### WHAT YOU NEED TO DO
Gather every line in the records below that contains the word "JSON".

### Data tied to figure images
══════════

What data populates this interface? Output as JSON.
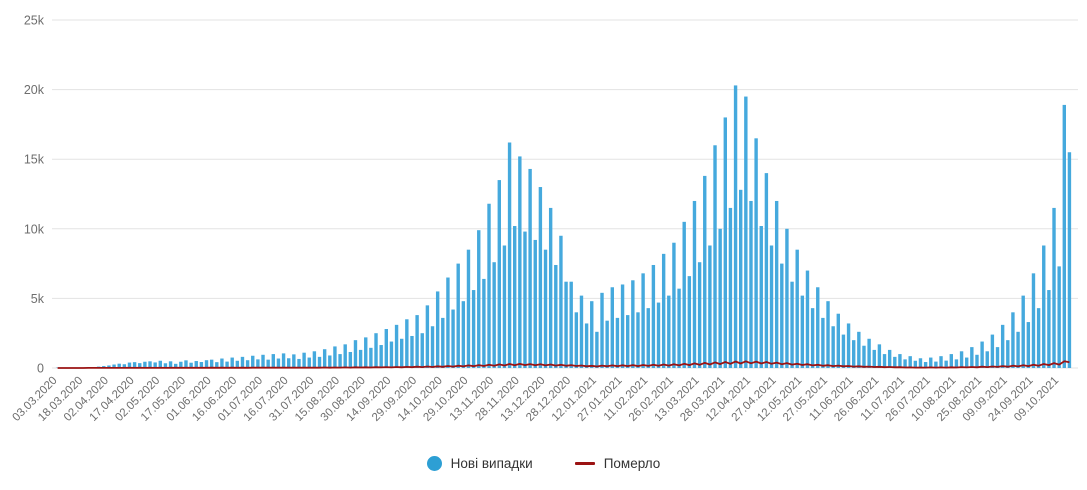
{
  "colors": {
    "bar_blue": "#45a9dd",
    "legend_dot_blue": "#2d9fd4",
    "line_red": "#9b1313",
    "grid": "#e3e3e3",
    "axis_text": "#6e6e6e",
    "legend_text": "#333333",
    "background": "#ffffff"
  },
  "y_axis": {
    "ticks": [
      "0",
      "5k",
      "10k",
      "15k",
      "20k",
      "25k"
    ],
    "max": 25000
  },
  "x_axis": {
    "start_date": "03.03.2020",
    "point_step_days": 3,
    "tick_every_points": 5,
    "tick_labels": [
      "03.03.2020",
      "18.03.2020",
      "02.04.2020",
      "17.04.2020",
      "02.05.2020",
      "17.05.2020",
      "01.06.2020",
      "16.06.2020",
      "01.07.2020",
      "16.07.2020",
      "31.07.2020",
      "15.08.2020",
      "30.08.2020",
      "14.09.2020",
      "29.09.2020",
      "14.10.2020",
      "29.10.2020",
      "13.11.2020",
      "28.11.2020",
      "13.12.2020",
      "28.12.2020",
      "12.01.2021",
      "27.01.2021",
      "11.02.2021",
      "26.02.2021",
      "13.03.2021",
      "28.03.2021",
      "12.04.2021",
      "27.04.2021",
      "12.05.2021",
      "27.05.2021",
      "11.06.2021",
      "26.06.2021",
      "11.07.2021",
      "26.07.2021",
      "10.08.2021",
      "25.08.2021",
      "09.09.2021",
      "24.09.2021",
      "09.10.2021"
    ]
  },
  "legend": {
    "items": [
      {
        "label": "Нові випадки",
        "swatch": "dot",
        "color": "#2d9fd4"
      },
      {
        "label": "Померло",
        "swatch": "line",
        "color": "#9b1313"
      }
    ]
  },
  "chart_data": {
    "type": "bar",
    "title": "",
    "xlabel": "",
    "ylabel": "",
    "ylim": [
      0,
      25000
    ],
    "grid": "horizontal",
    "legend_position": "bottom-center",
    "x_start": "03.03.2020",
    "x_step_days": 3,
    "series": [
      {
        "name": "Нові випадки",
        "type": "bar",
        "color": "#45a9dd",
        "values": [
          1,
          2,
          5,
          10,
          18,
          30,
          45,
          70,
          100,
          140,
          180,
          250,
          310,
          270,
          390,
          420,
          350,
          450,
          480,
          400,
          520,
          340,
          480,
          300,
          450,
          550,
          380,
          500,
          430,
          560,
          600,
          420,
          680,
          460,
          750,
          520,
          800,
          560,
          880,
          620,
          950,
          600,
          1000,
          680,
          1050,
          700,
          980,
          650,
          1100,
          750,
          1200,
          800,
          1350,
          900,
          1550,
          1000,
          1700,
          1150,
          2000,
          1300,
          2200,
          1450,
          2500,
          1650,
          2800,
          1900,
          3100,
          2100,
          3500,
          2300,
          3800,
          2500,
          4500,
          3000,
          5500,
          3600,
          6500,
          4200,
          7500,
          4800,
          8500,
          5600,
          9900,
          6400,
          11800,
          7600,
          13500,
          8800,
          16200,
          10200,
          15200,
          9800,
          14300,
          9200,
          13000,
          8500,
          11500,
          7400,
          9500,
          6200,
          6200,
          4000,
          5200,
          3200,
          4800,
          2600,
          5400,
          3400,
          5800,
          3600,
          6000,
          3800,
          6300,
          4000,
          6800,
          4300,
          7400,
          4700,
          8200,
          5200,
          9000,
          5700,
          10500,
          6600,
          12000,
          7600,
          13800,
          8800,
          16000,
          10000,
          18000,
          11500,
          20300,
          12800,
          19500,
          12000,
          16500,
          10200,
          14000,
          8800,
          12000,
          7500,
          10000,
          6200,
          8500,
          5200,
          7000,
          4300,
          5800,
          3600,
          4800,
          3000,
          3900,
          2400,
          3200,
          2000,
          2600,
          1600,
          2100,
          1300,
          1700,
          1000,
          1300,
          800,
          1000,
          620,
          850,
          520,
          700,
          430,
          750,
          460,
          850,
          530,
          1000,
          620,
          1200,
          750,
          1500,
          950,
          1900,
          1200,
          2400,
          1500,
          3100,
          2000,
          4000,
          2600,
          5200,
          3300,
          6800,
          4300,
          8800,
          5600,
          11500,
          7300,
          18900,
          15500
        ]
      },
      {
        "name": "Померло",
        "type": "line",
        "color": "#9b1313",
        "values": [
          0,
          0,
          1,
          1,
          2,
          3,
          4,
          5,
          6,
          8,
          9,
          7,
          10,
          8,
          11,
          9,
          12,
          10,
          13,
          10,
          14,
          10,
          15,
          11,
          16,
          12,
          15,
          11,
          16,
          12,
          18,
          13,
          20,
          14,
          22,
          16,
          23,
          17,
          25,
          18,
          26,
          19,
          28,
          20,
          29,
          21,
          28,
          20,
          30,
          22,
          32,
          23,
          35,
          25,
          38,
          27,
          42,
          30,
          48,
          34,
          52,
          37,
          58,
          41,
          65,
          46,
          72,
          51,
          80,
          56,
          90,
          63,
          105,
          74,
          125,
          88,
          145,
          100,
          165,
          115,
          185,
          130,
          210,
          145,
          235,
          165,
          260,
          180,
          285,
          200,
          295,
          205,
          280,
          195,
          265,
          185,
          250,
          175,
          230,
          160,
          210,
          145,
          180,
          125,
          160,
          110,
          170,
          120,
          185,
          130,
          195,
          135,
          205,
          140,
          215,
          150,
          230,
          160,
          250,
          175,
          270,
          190,
          300,
          210,
          330,
          230,
          365,
          255,
          400,
          280,
          430,
          300,
          465,
          325,
          480,
          335,
          460,
          320,
          430,
          300,
          390,
          270,
          350,
          245,
          310,
          215,
          270,
          190,
          230,
          160,
          200,
          140,
          170,
          120,
          145,
          100,
          120,
          85,
          100,
          70,
          85,
          60,
          70,
          48,
          55,
          38,
          45,
          32,
          38,
          27,
          40,
          28,
          45,
          32,
          52,
          36,
          62,
          43,
          75,
          52,
          90,
          63,
          110,
          77,
          135,
          95,
          165,
          115,
          200,
          140,
          240,
          168,
          290,
          205,
          350,
          245,
          480,
          420
        ]
      }
    ]
  }
}
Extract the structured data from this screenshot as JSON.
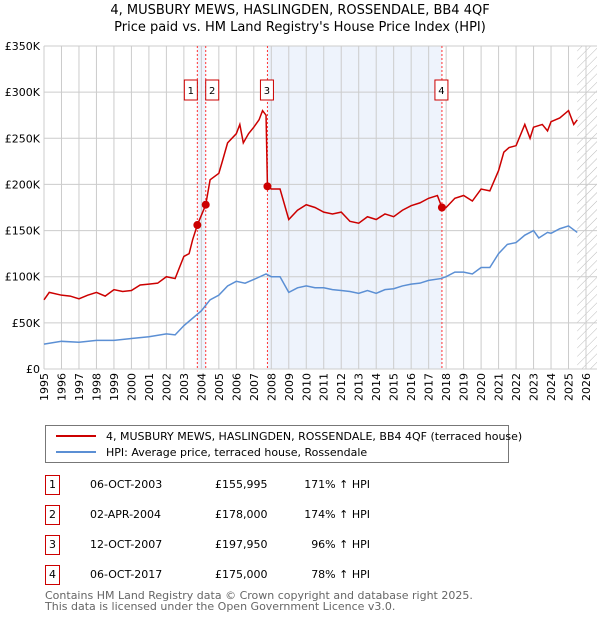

══════════

### FINAL RESULT
What data populates this interface? Output as JSON.
Extract the structured data from this screenshot as JSON.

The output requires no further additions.